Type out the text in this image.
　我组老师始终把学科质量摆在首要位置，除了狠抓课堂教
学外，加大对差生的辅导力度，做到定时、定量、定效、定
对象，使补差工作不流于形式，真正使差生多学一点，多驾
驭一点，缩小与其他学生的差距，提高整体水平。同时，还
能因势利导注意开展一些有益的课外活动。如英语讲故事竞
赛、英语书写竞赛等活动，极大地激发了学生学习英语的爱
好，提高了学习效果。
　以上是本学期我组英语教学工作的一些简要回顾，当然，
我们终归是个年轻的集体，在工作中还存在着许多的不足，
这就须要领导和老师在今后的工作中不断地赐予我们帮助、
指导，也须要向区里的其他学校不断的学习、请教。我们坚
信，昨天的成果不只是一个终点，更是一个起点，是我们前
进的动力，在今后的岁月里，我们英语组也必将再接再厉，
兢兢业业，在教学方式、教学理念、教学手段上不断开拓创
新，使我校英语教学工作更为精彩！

- [What to produce]: Set down the entries above again, word for word.

- [Exercise result]:
Type out the text in this image.
　我组老师始终把学科质量摆在首要位置，除了狠抓课堂教
学外，加大对差生的辅导力度，做到定时、定量、定效、定
对象，使补差工作不流于形式，真正使差生多学一点，多驾
驭一点，缩小与其他学生的差距，提高整体水平。同时，还
能因势利导注意开展一些有益的课外活动。如英语讲故事竞
赛、英语书写竞赛等活动，极大地激发了学生学习英语的爱
好，提高了学习效果。
　以上是本学期我组英语教学工作的一些简要回顾，当然，
我们终归是个年轻的集体，在工作中还存在着许多的不足，
这就须要领导和老师在今后的工作中不断地赐予我们帮助、
指导，也须要向区里的其他学校不断的学习、请教。我们坚
信，昨天的成果不只是一个终点，更是一个起点，是我们前
进的动力，在今后的岁月里，我们英语组也必将再接再厉，
兢兢业业，在教学方式、教学理念、教学手段上不断开拓创
新，使我校英语教学工作更为精彩！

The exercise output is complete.